**To do**.
1. According to the immuno-oncology text, how many immunomodulatory compounds had been studied in healthy participants as of October 2020?
2. Please copy the immuno-oncology text word for word, from "The operational advantages" up to and including "later phase trials.".
------ Text section ------
The growing relevance of healthy participants in immuno-oncology is strongly supported by empirical evidence. In a systematic review conducted at the Centre for Human Drug Research (CHDR), 38 different immunomodulatory compounds have been investigated in healthy participants, as of October 2020 (Radanovic et al, 2022). Some studies included detailed pharmacodynamic assessments ranging from flow cytometry and cytokine profiling to epigenetic markers of immune cell stability and, in several cases, readouts from LPS or other challenge models. Many of the immune pathways investigated - such as cytokine signaling, innate immune activation, or metabolic immune checkpoints - are directly relevant to oncology, which confirms the feasibility of such approaches for IO programs.

The operational advantages observed can be significant. Such trials are expected to be completed faster, with shorter recruitment windows, fewer protocol deviations, and significantly lower dropout rates. More intensive sampling schedules, essential for high-resolution PK/PD modeling, are also possible. Those studies can thus inform dose selection for subsequent patient cohorts, which reduces uncertainty and improving the efficiency of later phase trials.

A recurring challenge in early immunotherapy development is unintended immune activation. Adverse immunostimulation (AIS) can manifest as cytokine release, complement activation, or IgE-mediated reactions. Studies in healthy participant studies, when equipped with standardized sampling windows and mechanistic biomarker panels, provide a controlled and well-monitored setting to detect and characterize such events. Measuring tryptase, IL-6, TNF, IFN-γ, or complement activation products at baseline, at symptom onset, and during resolution enables investigators to distinguish among mechanistic pathways and to adjust dosing or infusion strategies accordingly.
------ Extracted data ------
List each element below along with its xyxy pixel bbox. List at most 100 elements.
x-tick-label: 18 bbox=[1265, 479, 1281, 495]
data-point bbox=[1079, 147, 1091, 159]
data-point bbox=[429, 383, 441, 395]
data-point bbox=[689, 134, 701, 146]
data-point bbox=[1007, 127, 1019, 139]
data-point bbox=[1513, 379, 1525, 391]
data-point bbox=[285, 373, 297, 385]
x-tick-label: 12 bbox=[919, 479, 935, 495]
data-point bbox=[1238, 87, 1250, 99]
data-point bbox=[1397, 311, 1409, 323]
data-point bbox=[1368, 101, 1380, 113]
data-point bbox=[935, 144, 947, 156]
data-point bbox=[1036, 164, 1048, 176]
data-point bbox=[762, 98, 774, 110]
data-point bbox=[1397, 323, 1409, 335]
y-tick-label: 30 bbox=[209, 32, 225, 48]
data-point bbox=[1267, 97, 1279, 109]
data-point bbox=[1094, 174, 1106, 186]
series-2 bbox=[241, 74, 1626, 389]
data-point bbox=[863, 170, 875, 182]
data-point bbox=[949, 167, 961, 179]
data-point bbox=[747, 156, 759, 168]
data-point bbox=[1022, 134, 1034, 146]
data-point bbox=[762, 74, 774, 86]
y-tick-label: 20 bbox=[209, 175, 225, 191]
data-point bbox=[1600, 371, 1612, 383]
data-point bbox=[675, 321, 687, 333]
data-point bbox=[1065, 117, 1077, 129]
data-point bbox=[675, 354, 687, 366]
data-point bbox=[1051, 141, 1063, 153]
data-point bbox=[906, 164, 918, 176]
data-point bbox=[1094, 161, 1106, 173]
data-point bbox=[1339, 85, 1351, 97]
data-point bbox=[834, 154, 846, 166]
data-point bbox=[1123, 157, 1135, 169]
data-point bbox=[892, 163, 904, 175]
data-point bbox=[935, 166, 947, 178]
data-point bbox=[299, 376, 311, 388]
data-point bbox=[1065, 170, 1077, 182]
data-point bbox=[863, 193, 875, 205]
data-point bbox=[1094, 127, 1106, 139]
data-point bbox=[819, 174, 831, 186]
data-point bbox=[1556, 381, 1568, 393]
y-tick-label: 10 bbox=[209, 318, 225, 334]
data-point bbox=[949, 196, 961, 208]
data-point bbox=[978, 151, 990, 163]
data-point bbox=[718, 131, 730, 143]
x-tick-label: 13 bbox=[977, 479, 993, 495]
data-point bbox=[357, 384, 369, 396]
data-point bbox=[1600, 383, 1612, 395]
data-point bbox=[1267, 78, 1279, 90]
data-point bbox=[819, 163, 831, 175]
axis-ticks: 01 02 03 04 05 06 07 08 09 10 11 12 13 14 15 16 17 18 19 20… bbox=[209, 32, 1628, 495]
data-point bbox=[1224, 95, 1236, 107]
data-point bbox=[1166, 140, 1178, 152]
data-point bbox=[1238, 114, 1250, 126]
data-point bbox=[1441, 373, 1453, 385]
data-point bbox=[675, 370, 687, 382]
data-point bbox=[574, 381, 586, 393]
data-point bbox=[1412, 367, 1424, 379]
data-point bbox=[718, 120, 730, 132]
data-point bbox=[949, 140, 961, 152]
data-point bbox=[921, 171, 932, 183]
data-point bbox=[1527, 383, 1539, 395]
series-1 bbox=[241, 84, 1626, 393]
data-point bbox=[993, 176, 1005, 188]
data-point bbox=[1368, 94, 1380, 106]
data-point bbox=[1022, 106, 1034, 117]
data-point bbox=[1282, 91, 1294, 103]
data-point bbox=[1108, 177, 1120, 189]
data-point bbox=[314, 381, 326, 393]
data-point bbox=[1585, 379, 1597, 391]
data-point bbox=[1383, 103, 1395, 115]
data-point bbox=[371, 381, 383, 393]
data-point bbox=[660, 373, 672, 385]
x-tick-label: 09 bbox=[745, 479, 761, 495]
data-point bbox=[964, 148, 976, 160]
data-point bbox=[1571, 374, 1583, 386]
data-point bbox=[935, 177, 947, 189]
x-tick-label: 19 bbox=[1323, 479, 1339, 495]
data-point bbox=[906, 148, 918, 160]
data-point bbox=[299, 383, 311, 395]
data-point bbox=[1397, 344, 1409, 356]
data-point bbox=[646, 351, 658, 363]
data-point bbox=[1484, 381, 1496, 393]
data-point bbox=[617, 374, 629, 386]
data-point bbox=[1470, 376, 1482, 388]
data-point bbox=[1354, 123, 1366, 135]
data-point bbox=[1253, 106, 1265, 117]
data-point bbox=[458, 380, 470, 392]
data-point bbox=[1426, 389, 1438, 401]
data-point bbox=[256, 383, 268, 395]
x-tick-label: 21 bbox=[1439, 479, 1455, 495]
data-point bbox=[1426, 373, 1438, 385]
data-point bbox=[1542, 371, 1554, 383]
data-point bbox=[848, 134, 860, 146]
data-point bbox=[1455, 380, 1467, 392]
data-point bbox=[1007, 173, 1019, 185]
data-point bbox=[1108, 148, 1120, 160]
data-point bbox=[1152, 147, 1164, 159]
------
**Task results**.
1. 38

2.
The operational advantages observed can be significant. Such trials are expected to be completed faster, with shorter recruitment windows, fewer protocol deviations, and significantly lower dropout rates. More intensive sampling schedules, essential for high-resolution PK/PD modeling, are also possible. Those studies can thus inform dose selection for subsequent patient cohorts, which reduces uncertainty and improving the efficiency of later phase trials.